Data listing
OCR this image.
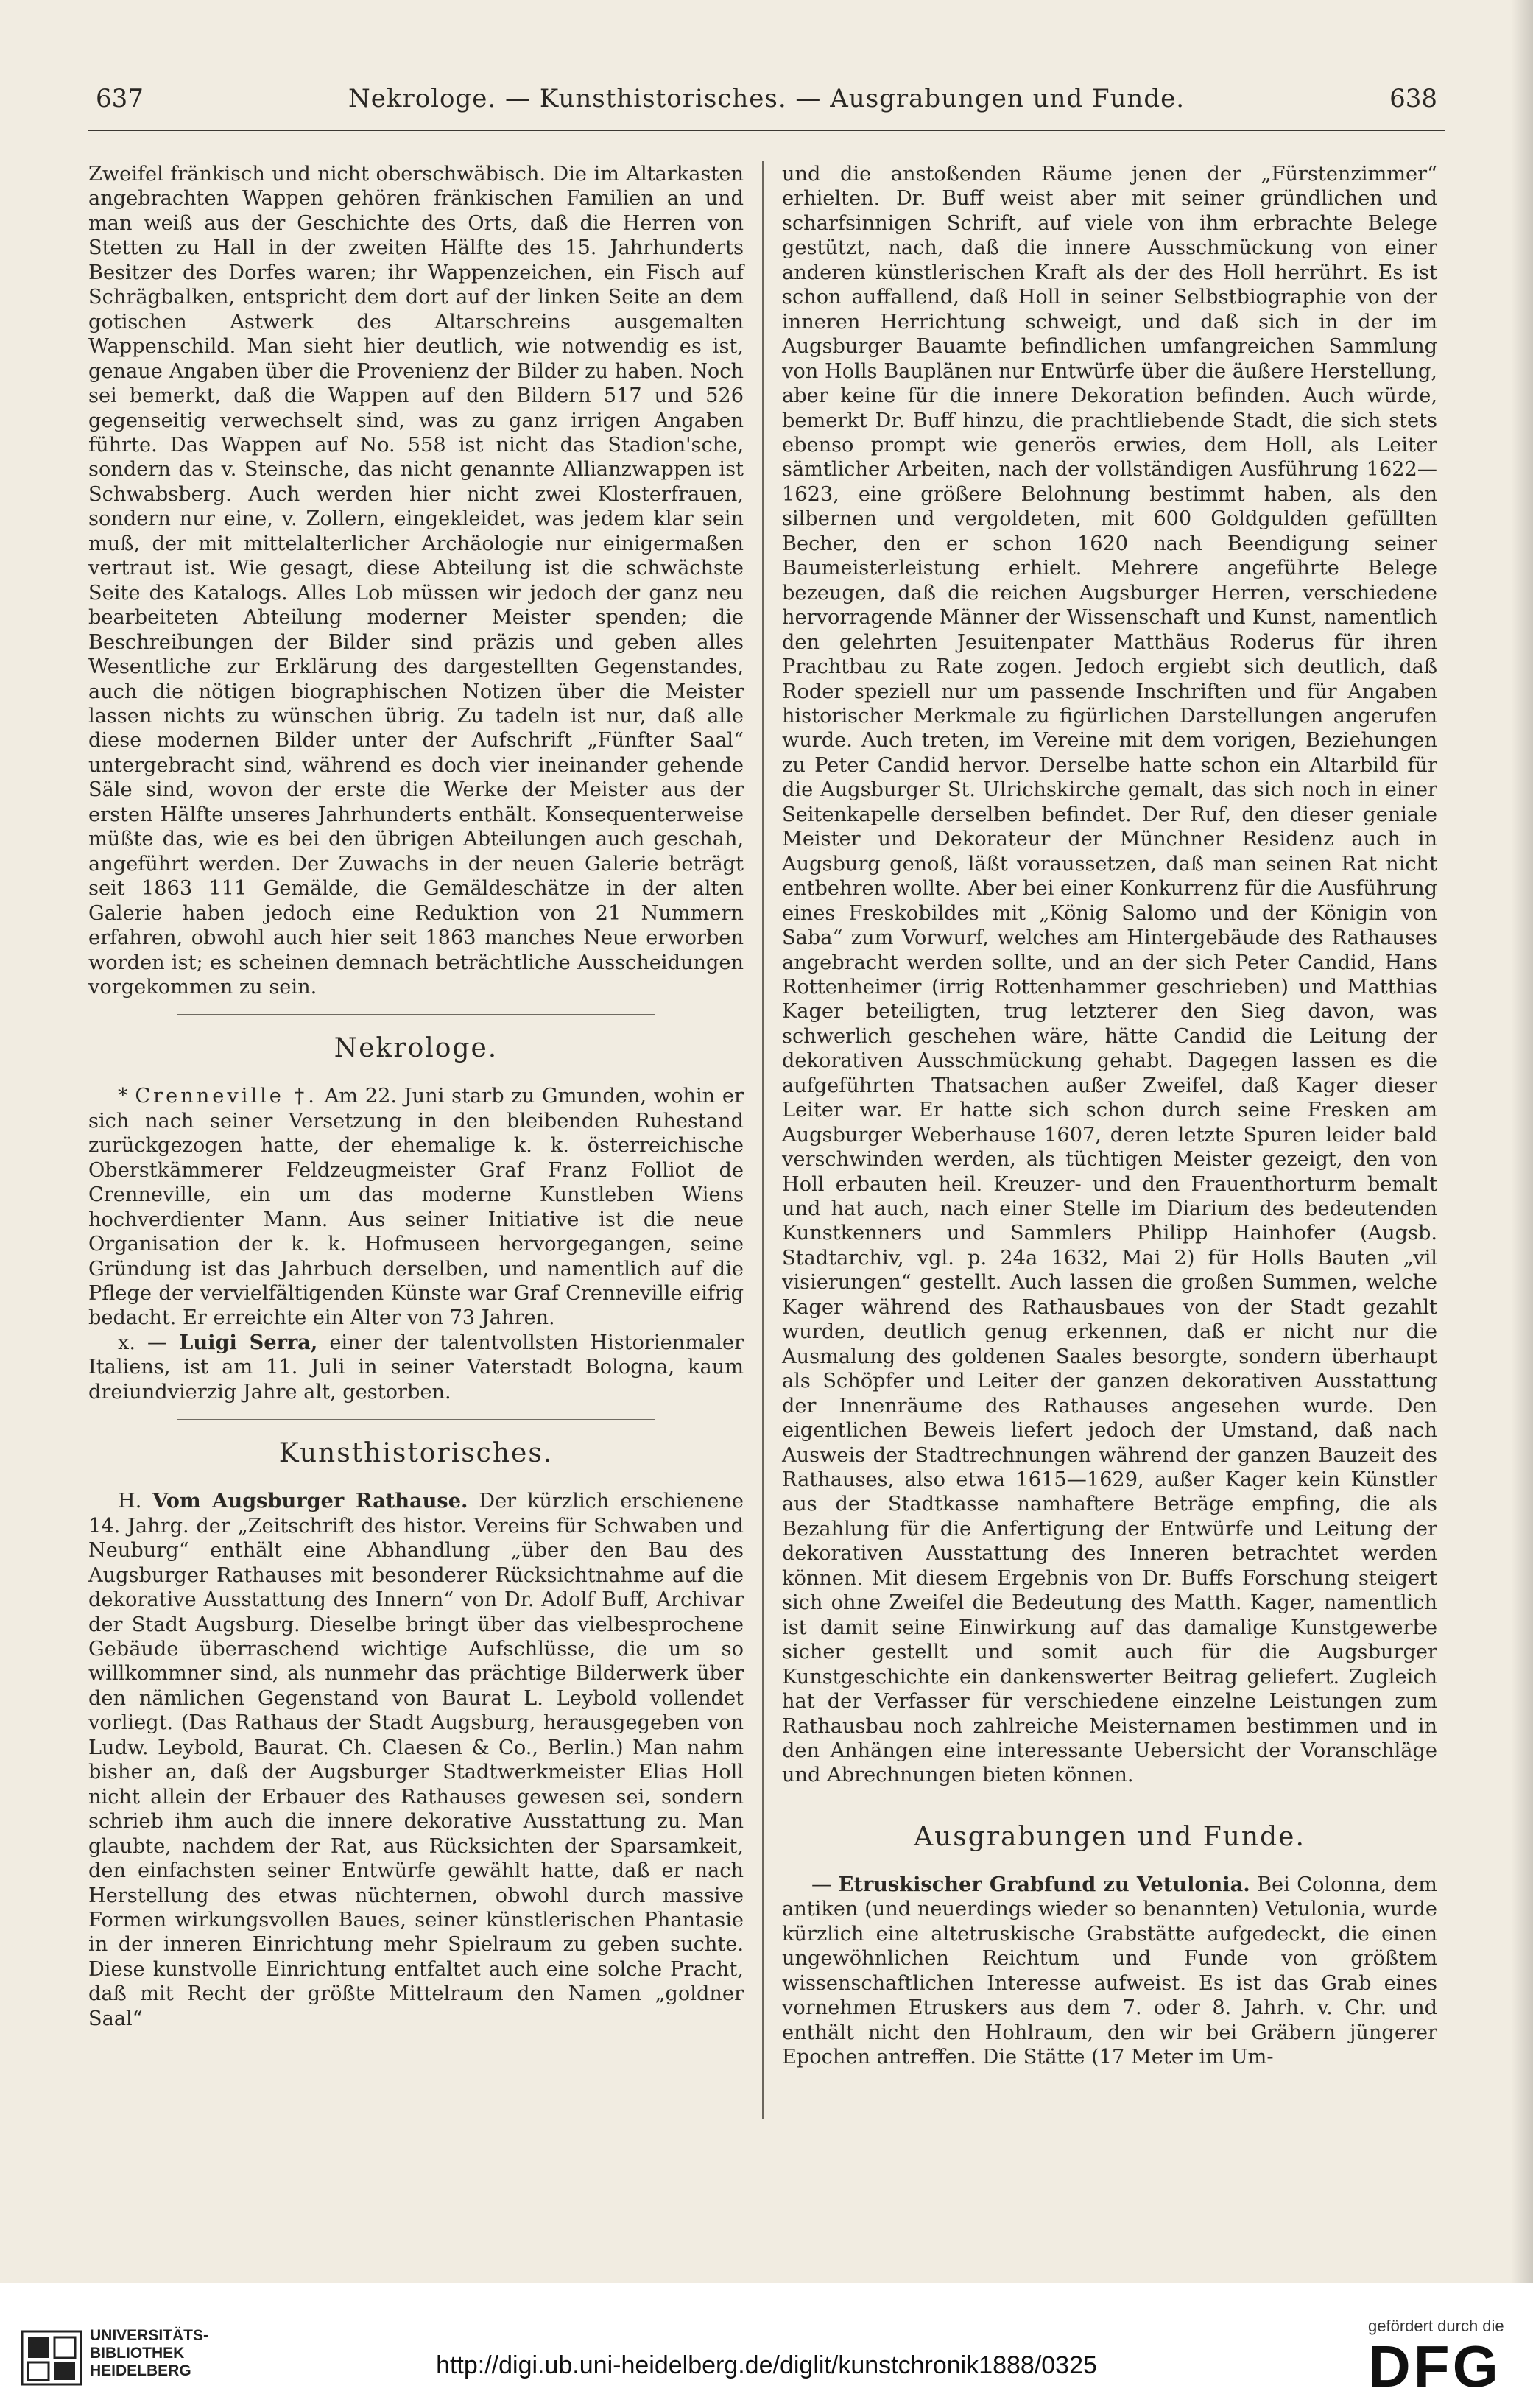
637	Nekrologe. — Kunsthistorisches. — Ausgrabungen und Funde.	638

Zweifel fränkisch und nicht oberschwäbisch. Die im Altarkasten angebrachten Wappen gehören fränkischen Familien an und man weiß aus der Geschichte des Orts, daß die Herren von Stetten zu Hall in der zweiten Hälfte des 15. Jahrhunderts Besitzer des Dorfes waren; ihr Wappenzeichen, ein Fisch auf Schrägbalken, entspricht dem dort auf der linken Seite an dem gotischen Astwerk des Altarschreins ausgemalten Wappenschild. Man sieht hier deutlich, wie notwendig es ist, genaue Angaben über die Provenienz der Bilder zu haben. Noch sei bemerkt, daß die Wappen auf den Bildern 517 und 526 gegenseitig verwechselt sind, was zu ganz irrigen Angaben führte. Das Wappen auf No. 558 ist nicht das Stadion'sche, sondern das v. Steinsche, das nicht genannte Allianzwappen ist Schwabsberg. Auch werden hier nicht zwei Klosterfrauen, sondern nur eine, v. Zollern, eingekleidet, was jedem klar sein muß, der mit mittelalterlicher Archäologie nur einigermaßen vertraut ist. Wie gesagt, diese Abteilung ist die schwächste Seite des Katalogs. Alles Lob müssen wir jedoch der ganz neu bearbeiteten Abteilung moderner Meister spenden; die Beschreibungen der Bilder sind präzis und geben alles Wesentliche zur Erklärung des dargestellten Gegenstandes, auch die nötigen biographischen Notizen über die Meister lassen nichts zu wünschen übrig. Zu tadeln ist nur, daß alle diese modernen Bilder unter der Aufschrift „Fünfter Saal“ untergebracht sind, während es doch vier ineinander gehende Säle sind, wovon der erste die Werke der Meister aus der ersten Hälfte unseres Jahrhunderts enthält. Konsequenterweise müßte das, wie es bei den übrigen Abteilungen auch geschah, angeführt werden. Der Zuwachs in der neuen Galerie beträgt seit 1863 111 Gemälde, die Gemäldeschätze in der alten Galerie haben jedoch eine Reduktion von 21 Nummern erfahren, obwohl auch hier seit 1863 manches Neue erworben worden ist; es scheinen demnach beträchtliche Ausscheidungen vorgekommen zu sein.

Nekrologe.

* Crenneville †. Am 22. Juni starb zu Gmunden, wohin er sich nach seiner Versetzung in den bleibenden Ruhestand zurückgezogen hatte, der ehemalige k. k. österreichische Oberstkämmerer Feldzeugmeister Graf Franz Folliot de Crenneville, ein um das moderne Kunstleben Wiens hochverdienter Mann. Aus seiner Initiative ist die neue Organisation der k. k. Hofmuseen hervorgegangen, seine Gründung ist das Jahrbuch derselben, und namentlich auf die Pflege der vervielfältigenden Künste war Graf Crenneville eifrig bedacht. Er erreichte ein Alter von 73 Jahren.

x. — Luigi Serra, einer der talentvollsten Historienmaler Italiens, ist am 11. Juli in seiner Vaterstadt Bologna, kaum dreiundvierzig Jahre alt, gestorben.

Kunsthistorisches.

H. Vom Augsburger Rathause. Der kürzlich erschienene 14. Jahrg. der „Zeitschrift des histor. Vereins für Schwaben und Neuburg“ enthält eine Abhandlung „über den Bau des Augsburger Rathauses mit besonderer Rücksichtnahme auf die dekorative Ausstattung des Innern“ von Dr. Adolf Buff, Archivar der Stadt Augsburg. Dieselbe bringt über das vielbesprochene Gebäude überraschend wichtige Aufschlüsse, die um so willkommner sind, als nunmehr das prächtige Bilderwerk über den nämlichen Gegenstand von Baurat L. Leybold vollendet vorliegt. (Das Rathaus der Stadt Augsburg, herausgegeben von Ludw. Leybold, Baurat. Ch. Claesen & Co., Berlin.) Man nahm bisher an, daß der Augsburger Stadtwerkmeister Elias Holl nicht allein der Erbauer des Rathauses gewesen sei, sondern schrieb ihm auch die innere dekorative Ausstattung zu. Man glaubte, nachdem der Rat, aus Rücksichten der Sparsamkeit, den einfachsten seiner Entwürfe gewählt hatte, daß er nach Herstellung des etwas nüchternen, obwohl durch massive Formen wirkungsvollen Baues, seiner künstlerischen Phantasie in der inneren Einrichtung mehr Spielraum zu geben suchte. Diese kunstvolle Einrichtung entfaltet auch eine solche Pracht, daß mit Recht der größte Mittelraum den Namen „goldner Saal“

und die anstoßenden Räume jenen der „Fürstenzimmer“ erhielten. Dr. Buff weist aber mit seiner gründlichen und scharfsinnigen Schrift, auf viele von ihm erbrachte Belege gestützt, nach, daß die innere Ausschmückung von einer anderen künstlerischen Kraft als der des Holl herrührt. Es ist schon auffallend, daß Holl in seiner Selbstbiographie von der inneren Herrichtung schweigt, und daß sich in der im Augsburger Bauamte befindlichen umfangreichen Sammlung von Holls Bauplänen nur Entwürfe über die äußere Herstellung, aber keine für die innere Dekoration befinden. Auch würde, bemerkt Dr. Buff hinzu, die prachtliebende Stadt, die sich stets ebenso prompt wie generös erwies, dem Holl, als Leiter sämtlicher Arbeiten, nach der vollständigen Ausführung 1622—1623, eine größere Belohnung bestimmt haben, als den silbernen und vergoldeten, mit 600 Goldgulden gefüllten Becher, den er schon 1620 nach Beendigung seiner Baumeisterleistung erhielt. Mehrere angeführte Belege bezeugen, daß die reichen Augsburger Herren, verschiedene hervorragende Männer der Wissenschaft und Kunst, namentlich den gelehrten Jesuitenpater Matthäus Roderus für ihren Prachtbau zu Rate zogen. Jedoch ergiebt sich deutlich, daß Roder speziell nur um passende Inschriften und für Angaben historischer Merkmale zu figürlichen Darstellungen angerufen wurde. Auch treten, im Vereine mit dem vorigen, Beziehungen zu Peter Candid hervor. Derselbe hatte schon ein Altarbild für die Augsburger St. Ulrichskirche gemalt, das sich noch in einer Seitenkapelle derselben befindet. Der Ruf, den dieser geniale Meister und Dekorateur der Münchner Residenz auch in Augsburg genoß, läßt voraussetzen, daß man seinen Rat nicht entbehren wollte. Aber bei einer Konkurrenz für die Ausführung eines Freskobildes mit „König Salomo und der Königin von Saba“ zum Vorwurf, welches am Hintergebäude des Rathauses angebracht werden sollte, und an der sich Peter Candid, Hans Rottenheimer (irrig Rottenhammer geschrieben) und Matthias Kager beteiligten, trug letzterer den Sieg davon, was schwerlich geschehen wäre, hätte Candid die Leitung der dekorativen Ausschmückung gehabt. Dagegen lassen es die aufgeführten Thatsachen außer Zweifel, daß Kager dieser Leiter war. Er hatte sich schon durch seine Fresken am Augsburger Weberhause 1607, deren letzte Spuren leider bald verschwinden werden, als tüchtigen Meister gezeigt, den von Holl erbauten heil. Kreuzer- und den Frauenthorturm bemalt und hat auch, nach einer Stelle im Diarium des bedeutenden Kunstkenners und Sammlers Philipp Hainhofer (Augsb. Stadtarchiv, vgl. p. 24a 1632, Mai 2) für Holls Bauten „vil visierungen“ gestellt. Auch lassen die großen Summen, welche Kager während des Rathausbaues von der Stadt gezahlt wurden, deutlich genug erkennen, daß er nicht nur die Ausmalung des goldenen Saales besorgte, sondern überhaupt als Schöpfer und Leiter der ganzen dekorativen Ausstattung der Innenräume des Rathauses angesehen wurde. Den eigentlichen Beweis liefert jedoch der Umstand, daß nach Ausweis der Stadtrechnungen während der ganzen Bauzeit des Rathauses, also etwa 1615—1629, außer Kager kein Künstler aus der Stadtkasse namhaftere Beträge empfing, die als Bezahlung für die Anfertigung der Entwürfe und Leitung der dekorativen Ausstattung des Inneren betrachtet werden können. Mit diesem Ergebnis von Dr. Buffs Forschung steigert sich ohne Zweifel die Bedeutung des Matth. Kager, namentlich ist damit seine Einwirkung auf das damalige Kunstgewerbe sicher gestellt und somit auch für die Augsburger Kunstgeschichte ein dankenswerter Beitrag geliefert. Zugleich hat der Verfasser für verschiedene einzelne Leistungen zum Rathausbau noch zahlreiche Meisternamen bestimmen und in den Anhängen eine interessante Uebersicht der Voranschläge und Abrechnungen bieten können.

Ausgrabungen und Funde.

— Etruskischer Grabfund zu Vetulonia. Bei Colonna, dem antiken (und neuerdings wieder so benannten) Vetulonia, wurde kürzlich eine altetruskische Grabstätte aufgedeckt, die einen ungewöhnlichen Reichtum und Funde von größtem wissenschaftlichen Interesse aufweist. Es ist das Grab eines vornehmen Etruskers aus dem 7. oder 8. Jahrh. v. Chr. und enthält nicht den Hohlraum, den wir bei Gräbern jüngerer Epochen antreffen. Die Stätte (17 Meter im Um-

UNIVERSITÄTS-
BIBLIOTHEK
HEIDELBERG	http://digi.ub.uni-heidelberg.de/diglit/kunstchronik1888/0325
gefördert durch die
DFG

> **WRITTEN EXERCISE**: Search the records above for "Nekrologe". Copy each line where it is found.

> **THE RESULT**:
637	Nekrologe. — Kunsthistorisches. — Ausgrabungen und Funde.	638
Nekrologe.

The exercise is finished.